Stated goal: Copy each line of the entries that contains the word "icon".

Provided records:

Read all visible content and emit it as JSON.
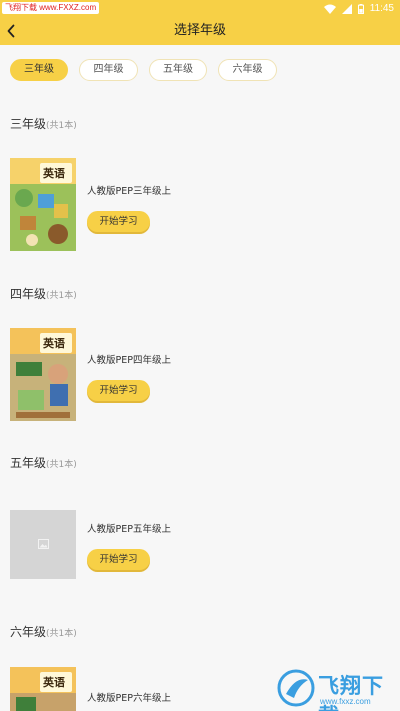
{
  "status_bar": {
    "left_text": "飞翔下载 www.FXXZ.com",
    "time": "11:45"
  },
  "header": {
    "title": "选择年级"
  },
  "tabs": [
    {
      "label": "三年级",
      "active": true
    },
    {
      "label": "四年级",
      "active": false
    },
    {
      "label": "五年级",
      "active": false
    },
    {
      "label": "六年级",
      "active": false
    }
  ],
  "sections": [
    {
      "grade": "三年级",
      "count": "(共1本)",
      "book_name": "人教版PEP三年级上",
      "button": "开始学习",
      "cover_title": "英语"
    },
    {
      "grade": "四年级",
      "count": "(共1本)",
      "book_name": "人教版PEP四年级上",
      "button": "开始学习",
      "cover_title": "英语"
    },
    {
      "grade": "五年级",
      "count": "(共1本)",
      "book_name": "人教版PEP五年级上",
      "button": "开始学习"
    },
    {
      "grade": "六年级",
      "count": "(共1本)",
      "book_name": "人教版PEP六年级上",
      "cover_title": "英语"
    }
  ],
  "watermark": {
    "text": "飞翔下载",
    "sub": "www.fxxz.com"
  },
  "colors": {
    "accent": "#f7d046",
    "page_bg": "#f7f7f7"
  }
}
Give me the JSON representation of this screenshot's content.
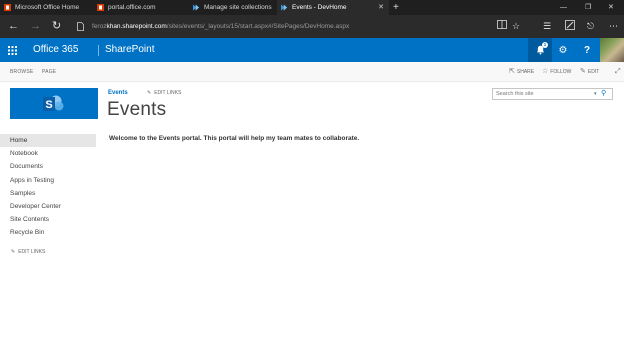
{
  "browser": {
    "tabs": [
      {
        "title": "Microsoft Office Home",
        "icon": "office-icon",
        "active": false
      },
      {
        "title": "portal.office.com",
        "icon": "office-icon",
        "active": false
      },
      {
        "title": "Manage site collections",
        "icon": "sharepoint-icon",
        "active": false
      },
      {
        "title": "Events - DevHome",
        "icon": "sharepoint-icon",
        "active": true
      }
    ],
    "new_tab_glyph": "+",
    "url_prefix": "feroz",
    "url_host": "khan.sharepoint.com",
    "url_path": "/sites/events/_layouts/15/start.aspx#/SitePages/DevHome.aspx"
  },
  "suite": {
    "brand": "Office 365",
    "app": "SharePoint",
    "notification_count": "1",
    "color": "#0072c6"
  },
  "ribbon": {
    "tabs": [
      "BROWSE",
      "PAGE"
    ],
    "actions": [
      {
        "label": "SHARE",
        "icon": "share-icon"
      },
      {
        "label": "FOLLOW",
        "icon": "star-icon"
      },
      {
        "label": "EDIT",
        "icon": "pencil-icon"
      }
    ]
  },
  "site": {
    "breadcrumb": "Events",
    "edit_links": "EDIT LINKS",
    "title": "Events",
    "search_placeholder": "Search this site"
  },
  "quick_launch": {
    "items": [
      "Home",
      "Notebook",
      "Documents",
      "Apps in Testing",
      "Samples",
      "Developer Center",
      "Site Contents",
      "Recycle Bin"
    ],
    "edit_links": "EDIT LINKS"
  },
  "content": {
    "welcome": "Welcome to the Events portal. This portal will help my team mates to collaborate."
  }
}
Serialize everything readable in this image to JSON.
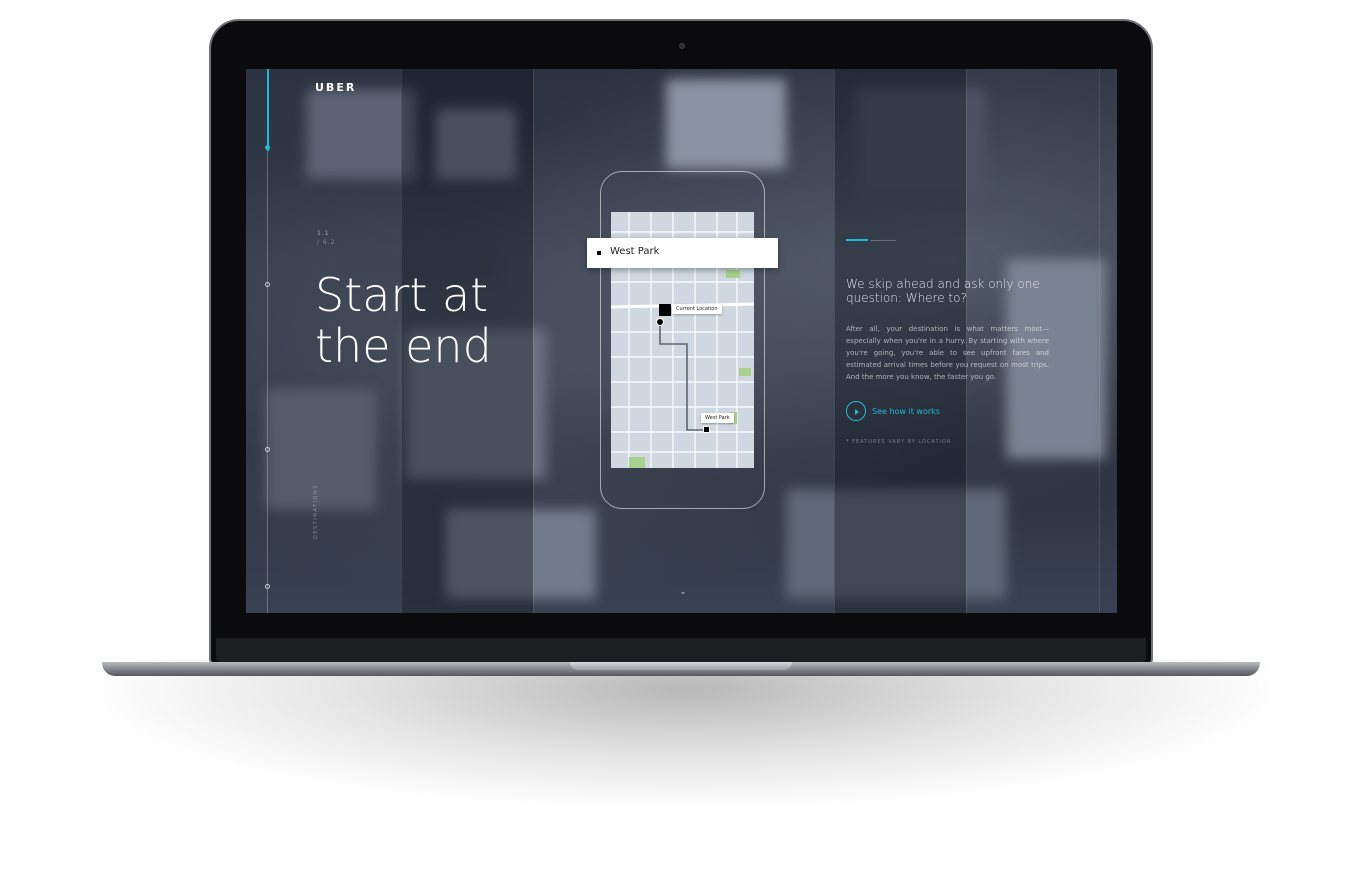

Written answer:
        "icon": "office-icon",
        "icon": "office-icon",
        "icon": "sharepoint-icon",
        "icon": "sharepoint-icon",
        "icon": "share-icon"
        "icon": "star-icon"
        "icon": "pencil-icon"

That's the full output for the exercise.